>> START Data for the task

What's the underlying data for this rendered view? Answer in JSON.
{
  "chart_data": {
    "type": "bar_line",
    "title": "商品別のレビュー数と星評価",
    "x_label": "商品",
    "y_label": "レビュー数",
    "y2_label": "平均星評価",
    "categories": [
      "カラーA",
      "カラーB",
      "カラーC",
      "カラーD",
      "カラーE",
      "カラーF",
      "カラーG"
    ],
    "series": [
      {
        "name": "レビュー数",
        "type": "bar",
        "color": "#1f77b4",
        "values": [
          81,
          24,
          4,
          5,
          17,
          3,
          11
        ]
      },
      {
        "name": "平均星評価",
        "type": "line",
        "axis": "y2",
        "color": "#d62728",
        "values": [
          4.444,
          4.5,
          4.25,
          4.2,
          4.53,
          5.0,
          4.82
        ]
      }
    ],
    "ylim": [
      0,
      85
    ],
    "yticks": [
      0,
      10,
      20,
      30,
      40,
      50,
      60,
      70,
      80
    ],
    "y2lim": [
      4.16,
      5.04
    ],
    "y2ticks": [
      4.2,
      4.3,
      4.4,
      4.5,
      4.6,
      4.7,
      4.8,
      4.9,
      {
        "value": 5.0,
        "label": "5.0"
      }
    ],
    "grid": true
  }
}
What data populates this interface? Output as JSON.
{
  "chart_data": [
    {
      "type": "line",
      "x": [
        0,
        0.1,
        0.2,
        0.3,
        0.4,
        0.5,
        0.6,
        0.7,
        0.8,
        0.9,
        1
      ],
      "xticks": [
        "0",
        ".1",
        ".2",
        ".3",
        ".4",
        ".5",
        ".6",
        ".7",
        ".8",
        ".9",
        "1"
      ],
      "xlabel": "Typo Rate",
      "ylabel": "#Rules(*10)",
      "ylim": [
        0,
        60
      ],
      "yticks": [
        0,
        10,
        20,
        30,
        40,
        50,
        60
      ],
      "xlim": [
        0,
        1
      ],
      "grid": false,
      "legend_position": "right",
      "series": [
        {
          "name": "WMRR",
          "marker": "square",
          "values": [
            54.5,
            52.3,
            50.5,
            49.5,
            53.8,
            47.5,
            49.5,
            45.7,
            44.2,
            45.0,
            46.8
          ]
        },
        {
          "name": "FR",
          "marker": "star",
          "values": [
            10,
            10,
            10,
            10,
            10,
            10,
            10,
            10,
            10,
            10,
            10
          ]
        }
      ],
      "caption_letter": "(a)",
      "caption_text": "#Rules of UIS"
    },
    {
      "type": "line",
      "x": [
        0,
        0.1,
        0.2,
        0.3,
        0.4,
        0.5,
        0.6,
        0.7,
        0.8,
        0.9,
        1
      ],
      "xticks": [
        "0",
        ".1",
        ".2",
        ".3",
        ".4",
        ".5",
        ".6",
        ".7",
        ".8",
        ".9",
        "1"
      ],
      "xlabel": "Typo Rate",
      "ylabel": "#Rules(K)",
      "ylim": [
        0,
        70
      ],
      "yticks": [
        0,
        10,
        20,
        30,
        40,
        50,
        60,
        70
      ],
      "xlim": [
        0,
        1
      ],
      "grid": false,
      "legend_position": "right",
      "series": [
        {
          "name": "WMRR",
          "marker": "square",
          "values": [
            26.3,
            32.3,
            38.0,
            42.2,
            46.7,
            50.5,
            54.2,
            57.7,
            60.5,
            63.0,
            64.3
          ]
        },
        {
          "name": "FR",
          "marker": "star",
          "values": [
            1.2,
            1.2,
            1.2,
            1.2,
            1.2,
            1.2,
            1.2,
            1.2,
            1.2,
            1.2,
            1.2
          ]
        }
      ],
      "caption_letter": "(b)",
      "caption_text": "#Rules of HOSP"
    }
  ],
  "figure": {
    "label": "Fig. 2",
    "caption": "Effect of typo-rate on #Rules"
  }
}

>> END Data for the task

Your task is to repeat the data exactly; please include every line.

**Exercise output**
What's the underlying data for this rendered view? Answer in JSON.
{
  "chart_data": {
    "type": "bar_line",
    "title": "商品別のレビュー数と星評価",
    "x_label": "商品",
    "y_label": "レビュー数",
    "y2_label": "平均星評価",
    "categories": [
      "カラーA",
      "カラーB",
      "カラーC",
      "カラーD",
      "カラーE",
      "カラーF",
      "カラーG"
    ],
    "series": [
      {
        "name": "レビュー数",
        "type": "bar",
        "color": "#1f77b4",
        "values": [
          81,
          24,
          4,
          5,
          17,
          3,
          11
        ]
      },
      {
        "name": "平均星評価",
        "type": "line",
        "axis": "y2",
        "color": "#d62728",
        "values": [
          4.444,
          4.5,
          4.25,
          4.2,
          4.53,
          5.0,
          4.82
        ]
      }
    ],
    "ylim": [
      0,
      85
    ],
    "yticks": [
      0,
      10,
      20,
      30,
      40,
      50,
      60,
      70,
      80
    ],
    "y2lim": [
      4.16,
      5.04
    ],
    "y2ticks": [
      4.2,
      4.3,
      4.4,
      4.5,
      4.6,
      4.7,
      4.8,
      4.9,
      {
        "value": 5.0,
        "label": "5.0"
      }
    ],
    "grid": true
  }
}
What data populates this interface? Output as JSON.
{
  "chart_data": [
    {
      "type": "line",
      "x": [
        0,
        0.1,
        0.2,
        0.3,
        0.4,
        0.5,
        0.6,
        0.7,
        0.8,
        0.9,
        1
      ],
      "xticks": [
        "0",
        ".1",
        ".2",
        ".3",
        ".4",
        ".5",
        ".6",
        ".7",
        ".8",
        ".9",
        "1"
      ],
      "xlabel": "Typo Rate",
      "ylabel": "#Rules(*10)",
      "ylim": [
        0,
        60
      ],
      "yticks": [
        0,
        10,
        20,
        30,
        40,
        50,
        60
      ],
      "xlim": [
        0,
        1
      ],
      "grid": false,
      "legend_position": "right",
      "series": [
        {
          "name": "WMRR",
          "marker": "square",
          "values": [
            54.5,
            52.3,
            50.5,
            49.5,
            53.8,
            47.5,
            49.5,
            45.7,
            44.2,
            45.0,
            46.8
          ]
        },
        {
          "name": "FR",
          "marker": "star",
          "values": [
            10,
            10,
            10,
            10,
            10,
            10,
            10,
            10,
            10,
            10,
            10
          ]
        }
      ],
      "caption_letter": "(a)",
      "caption_text": "#Rules of UIS"
    },
    {
      "type": "line",
      "x": [
        0,
        0.1,
        0.2,
        0.3,
        0.4,
        0.5,
        0.6,
        0.7,
        0.8,
        0.9,
        1
      ],
      "xticks": [
        "0",
        ".1",
        ".2",
        ".3",
        ".4",
        ".5",
        ".6",
        ".7",
        ".8",
        ".9",
        "1"
      ],
      "xlabel": "Typo Rate",
      "ylabel": "#Rules(K)",
      "ylim": [
        0,
        70
      ],
      "yticks": [
        0,
        10,
        20,
        30,
        40,
        50,
        60,
        70
      ],
      "xlim": [
        0,
        1
      ],
      "grid": false,
      "legend_position": "right",
      "series": [
        {
          "name": "WMRR",
          "marker": "square",
          "values": [
            26.3,
            32.3,
            38.0,
            42.2,
            46.7,
            50.5,
            54.2,
            57.7,
            60.5,
            63.0,
            64.3
          ]
        },
        {
          "name": "FR",
          "marker": "star",
          "values": [
            1.2,
            1.2,
            1.2,
            1.2,
            1.2,
            1.2,
            1.2,
            1.2,
            1.2,
            1.2,
            1.2
          ]
        }
      ],
      "caption_letter": "(b)",
      "caption_text": "#Rules of HOSP"
    }
  ],
  "figure": {
    "label": "Fig. 2",
    "caption": "Effect of typo-rate on #Rules"
  }
}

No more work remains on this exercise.